PROBLEM STATEMENT: Find the lines holding the word "финансовой" and collect them.

EXERCISE DATA:
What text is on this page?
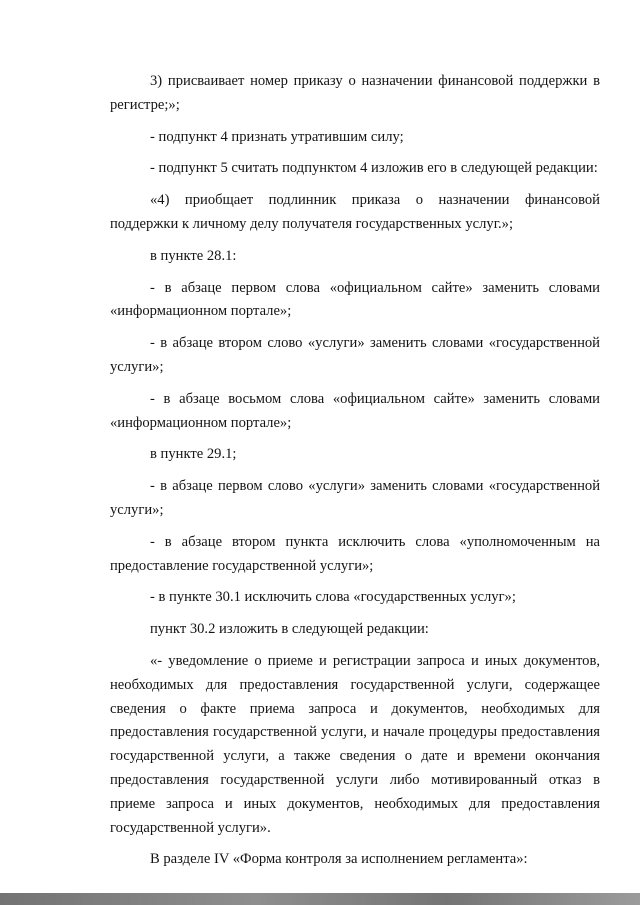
3) присваивает номер приказу о назначении финансовой поддержки в регистре;»;

- подпункт 4 признать утратившим силу;

- подпункт 5 считать подпунктом 4 изложив его в следующей редакции:

«4) приобщает подлинник приказа о назначении финансовой поддержки к личному делу получателя государственных услуг.»;

в пункте 28.1:

- в абзаце первом слова «официальном сайте» заменить словами «информационном портале»;

- в абзаце втором слово «услуги» заменить словами «государственной услуги»;

- в абзаце восьмом слова «официальном сайте» заменить словами «информационном портале»;

в пункте 29.1;

- в абзаце первом слово «услуги» заменить словами «государственной услуги»;

- в абзаце втором пункта исключить слова «уполномоченным на предоставление государственной услуги»;

- в пункте 30.1 исключить слова «государственных услуг»;

пункт 30.2 изложить в следующей редакции:

«- уведомление о приеме и регистрации запроса и иных документов, необходимых для предоставления государственной услуги, содержащее сведения о факте приема запроса и документов, необходимых для предоставления государственной услуги, и начале процедуры предоставления государственной услуги, а также сведения о дате и времени окончания предоставления государственной услуги либо мотивированный отказ в приеме запроса и иных документов, необходимых для предоставления государственной услуги».

В разделе IV «Форма контроля за исполнением регламента»:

SOLUTION FOR THIS EXERCISE:
3) присваивает номер приказу о назначении финансовой поддержки в регистре;»;
«4) приобщает подлинник приказа о назначении финансовой поддержки к личному делу получателя государственных услуг.»;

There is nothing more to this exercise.